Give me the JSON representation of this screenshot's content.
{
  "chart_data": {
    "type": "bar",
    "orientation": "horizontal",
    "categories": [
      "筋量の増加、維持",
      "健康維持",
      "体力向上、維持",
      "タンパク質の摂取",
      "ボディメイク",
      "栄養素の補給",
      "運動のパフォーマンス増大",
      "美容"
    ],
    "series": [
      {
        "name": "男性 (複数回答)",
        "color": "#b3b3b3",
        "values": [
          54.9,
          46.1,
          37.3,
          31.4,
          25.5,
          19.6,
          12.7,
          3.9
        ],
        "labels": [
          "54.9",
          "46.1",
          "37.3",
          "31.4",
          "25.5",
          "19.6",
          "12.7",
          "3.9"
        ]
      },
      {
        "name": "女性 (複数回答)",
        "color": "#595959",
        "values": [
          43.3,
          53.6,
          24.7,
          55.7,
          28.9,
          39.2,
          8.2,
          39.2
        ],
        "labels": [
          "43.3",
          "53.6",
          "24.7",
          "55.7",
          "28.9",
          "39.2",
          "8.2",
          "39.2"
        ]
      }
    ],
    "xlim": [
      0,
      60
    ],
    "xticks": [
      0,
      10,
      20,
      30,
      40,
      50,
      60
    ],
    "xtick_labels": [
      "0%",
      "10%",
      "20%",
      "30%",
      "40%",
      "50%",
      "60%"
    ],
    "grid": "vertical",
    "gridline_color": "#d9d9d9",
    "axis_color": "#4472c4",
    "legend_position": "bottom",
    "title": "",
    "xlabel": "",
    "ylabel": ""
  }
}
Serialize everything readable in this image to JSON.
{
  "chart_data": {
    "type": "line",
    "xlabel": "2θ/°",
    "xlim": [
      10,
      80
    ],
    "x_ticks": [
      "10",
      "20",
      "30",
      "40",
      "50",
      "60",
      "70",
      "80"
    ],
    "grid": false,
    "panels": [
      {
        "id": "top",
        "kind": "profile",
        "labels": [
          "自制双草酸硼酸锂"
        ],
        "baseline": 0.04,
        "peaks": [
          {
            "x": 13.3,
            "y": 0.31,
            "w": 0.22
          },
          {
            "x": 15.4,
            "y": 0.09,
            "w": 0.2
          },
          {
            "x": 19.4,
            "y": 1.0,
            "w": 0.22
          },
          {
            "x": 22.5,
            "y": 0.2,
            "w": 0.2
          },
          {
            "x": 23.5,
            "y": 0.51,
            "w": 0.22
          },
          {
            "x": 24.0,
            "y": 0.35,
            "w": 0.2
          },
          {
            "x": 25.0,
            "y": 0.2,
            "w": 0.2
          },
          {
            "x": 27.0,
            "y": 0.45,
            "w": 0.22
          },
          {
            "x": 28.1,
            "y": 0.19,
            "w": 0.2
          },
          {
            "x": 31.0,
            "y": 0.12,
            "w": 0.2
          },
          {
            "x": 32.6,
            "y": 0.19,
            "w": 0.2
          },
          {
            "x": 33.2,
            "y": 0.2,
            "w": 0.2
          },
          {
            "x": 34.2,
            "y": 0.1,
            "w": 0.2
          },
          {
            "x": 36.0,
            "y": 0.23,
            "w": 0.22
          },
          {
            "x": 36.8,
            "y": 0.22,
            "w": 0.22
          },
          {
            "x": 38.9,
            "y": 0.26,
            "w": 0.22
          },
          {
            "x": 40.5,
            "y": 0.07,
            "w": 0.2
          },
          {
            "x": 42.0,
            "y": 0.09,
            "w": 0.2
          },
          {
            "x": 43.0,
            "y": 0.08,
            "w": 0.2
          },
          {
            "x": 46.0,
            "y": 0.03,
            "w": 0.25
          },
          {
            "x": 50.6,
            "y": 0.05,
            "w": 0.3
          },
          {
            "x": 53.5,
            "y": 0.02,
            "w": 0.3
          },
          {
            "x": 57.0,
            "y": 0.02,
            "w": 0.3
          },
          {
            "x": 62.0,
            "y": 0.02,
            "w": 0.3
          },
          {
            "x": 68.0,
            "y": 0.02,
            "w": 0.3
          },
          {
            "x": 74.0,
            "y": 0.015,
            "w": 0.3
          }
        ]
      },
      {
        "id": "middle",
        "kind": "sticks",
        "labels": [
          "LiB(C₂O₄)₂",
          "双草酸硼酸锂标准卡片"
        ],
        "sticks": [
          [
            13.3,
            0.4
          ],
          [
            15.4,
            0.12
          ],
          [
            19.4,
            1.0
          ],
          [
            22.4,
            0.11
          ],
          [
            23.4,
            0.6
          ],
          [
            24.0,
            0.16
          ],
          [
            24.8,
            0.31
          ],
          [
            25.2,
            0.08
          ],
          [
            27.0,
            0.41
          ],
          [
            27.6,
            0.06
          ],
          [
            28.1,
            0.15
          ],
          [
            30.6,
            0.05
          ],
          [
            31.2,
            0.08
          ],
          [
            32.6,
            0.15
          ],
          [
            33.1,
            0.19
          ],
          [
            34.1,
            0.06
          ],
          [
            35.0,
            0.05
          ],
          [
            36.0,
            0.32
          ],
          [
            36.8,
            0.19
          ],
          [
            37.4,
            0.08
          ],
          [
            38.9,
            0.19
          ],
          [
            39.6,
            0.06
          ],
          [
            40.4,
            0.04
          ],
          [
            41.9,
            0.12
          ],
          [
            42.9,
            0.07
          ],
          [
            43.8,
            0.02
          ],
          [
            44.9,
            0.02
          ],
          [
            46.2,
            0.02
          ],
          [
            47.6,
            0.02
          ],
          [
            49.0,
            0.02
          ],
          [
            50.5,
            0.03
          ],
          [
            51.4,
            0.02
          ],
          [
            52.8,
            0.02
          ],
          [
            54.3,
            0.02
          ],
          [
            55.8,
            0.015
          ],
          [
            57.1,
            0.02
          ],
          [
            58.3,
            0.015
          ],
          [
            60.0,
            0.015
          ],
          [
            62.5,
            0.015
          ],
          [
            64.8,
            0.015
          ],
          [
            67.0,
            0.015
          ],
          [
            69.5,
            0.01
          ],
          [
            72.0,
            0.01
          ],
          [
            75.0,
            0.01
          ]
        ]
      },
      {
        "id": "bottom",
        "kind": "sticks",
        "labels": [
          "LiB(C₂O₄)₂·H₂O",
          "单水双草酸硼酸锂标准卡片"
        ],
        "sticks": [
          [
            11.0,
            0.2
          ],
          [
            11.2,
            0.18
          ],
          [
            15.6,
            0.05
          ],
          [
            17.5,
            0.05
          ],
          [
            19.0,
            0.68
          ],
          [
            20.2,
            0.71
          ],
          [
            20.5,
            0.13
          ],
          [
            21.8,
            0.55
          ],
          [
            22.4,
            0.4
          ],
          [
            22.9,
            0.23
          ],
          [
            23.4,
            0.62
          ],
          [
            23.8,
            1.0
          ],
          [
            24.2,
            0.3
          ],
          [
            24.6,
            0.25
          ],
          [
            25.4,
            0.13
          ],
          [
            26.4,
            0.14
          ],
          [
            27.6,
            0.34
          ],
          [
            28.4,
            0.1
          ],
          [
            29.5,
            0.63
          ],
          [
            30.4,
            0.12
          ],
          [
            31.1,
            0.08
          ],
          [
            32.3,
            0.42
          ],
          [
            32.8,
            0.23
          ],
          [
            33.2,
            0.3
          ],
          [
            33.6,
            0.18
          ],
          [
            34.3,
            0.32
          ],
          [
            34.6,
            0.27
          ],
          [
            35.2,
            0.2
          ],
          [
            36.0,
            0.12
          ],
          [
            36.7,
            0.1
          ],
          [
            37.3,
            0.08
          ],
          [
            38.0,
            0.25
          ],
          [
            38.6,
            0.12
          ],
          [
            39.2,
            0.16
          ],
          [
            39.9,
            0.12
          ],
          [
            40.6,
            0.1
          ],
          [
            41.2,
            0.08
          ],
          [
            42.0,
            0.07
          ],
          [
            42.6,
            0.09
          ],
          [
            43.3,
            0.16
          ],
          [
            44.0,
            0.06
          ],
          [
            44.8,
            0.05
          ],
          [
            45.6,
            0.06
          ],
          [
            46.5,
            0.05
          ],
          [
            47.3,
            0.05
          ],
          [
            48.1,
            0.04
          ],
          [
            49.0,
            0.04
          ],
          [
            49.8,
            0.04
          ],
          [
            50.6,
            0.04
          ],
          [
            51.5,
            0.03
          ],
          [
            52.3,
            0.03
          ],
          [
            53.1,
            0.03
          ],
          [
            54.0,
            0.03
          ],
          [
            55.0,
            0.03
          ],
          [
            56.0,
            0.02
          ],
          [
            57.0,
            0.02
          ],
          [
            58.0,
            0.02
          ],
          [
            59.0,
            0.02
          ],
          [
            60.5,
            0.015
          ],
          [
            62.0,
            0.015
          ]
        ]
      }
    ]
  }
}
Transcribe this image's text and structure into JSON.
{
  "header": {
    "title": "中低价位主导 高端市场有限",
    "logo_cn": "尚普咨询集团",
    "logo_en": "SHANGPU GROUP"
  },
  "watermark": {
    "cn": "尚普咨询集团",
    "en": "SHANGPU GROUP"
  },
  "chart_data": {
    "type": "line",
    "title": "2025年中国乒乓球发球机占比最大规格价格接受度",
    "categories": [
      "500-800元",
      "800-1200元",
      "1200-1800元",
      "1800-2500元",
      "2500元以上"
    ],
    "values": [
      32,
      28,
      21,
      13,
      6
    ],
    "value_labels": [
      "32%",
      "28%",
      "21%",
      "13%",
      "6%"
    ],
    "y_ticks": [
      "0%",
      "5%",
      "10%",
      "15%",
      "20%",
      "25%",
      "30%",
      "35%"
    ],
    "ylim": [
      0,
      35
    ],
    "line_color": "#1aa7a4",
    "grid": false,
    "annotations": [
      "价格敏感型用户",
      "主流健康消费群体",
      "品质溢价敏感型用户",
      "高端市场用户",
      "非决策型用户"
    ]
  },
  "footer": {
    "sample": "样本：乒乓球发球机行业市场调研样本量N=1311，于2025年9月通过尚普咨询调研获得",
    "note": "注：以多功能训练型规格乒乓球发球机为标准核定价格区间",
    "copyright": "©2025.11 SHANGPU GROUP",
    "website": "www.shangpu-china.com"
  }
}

### What you need to do
Extract every line containing the string "JSON" from the material.

### Written response
Give me the JSON representation of this screenshot's content.
Serialize everything readable in this image to JSON.
Transcribe this image's text and structure into JSON.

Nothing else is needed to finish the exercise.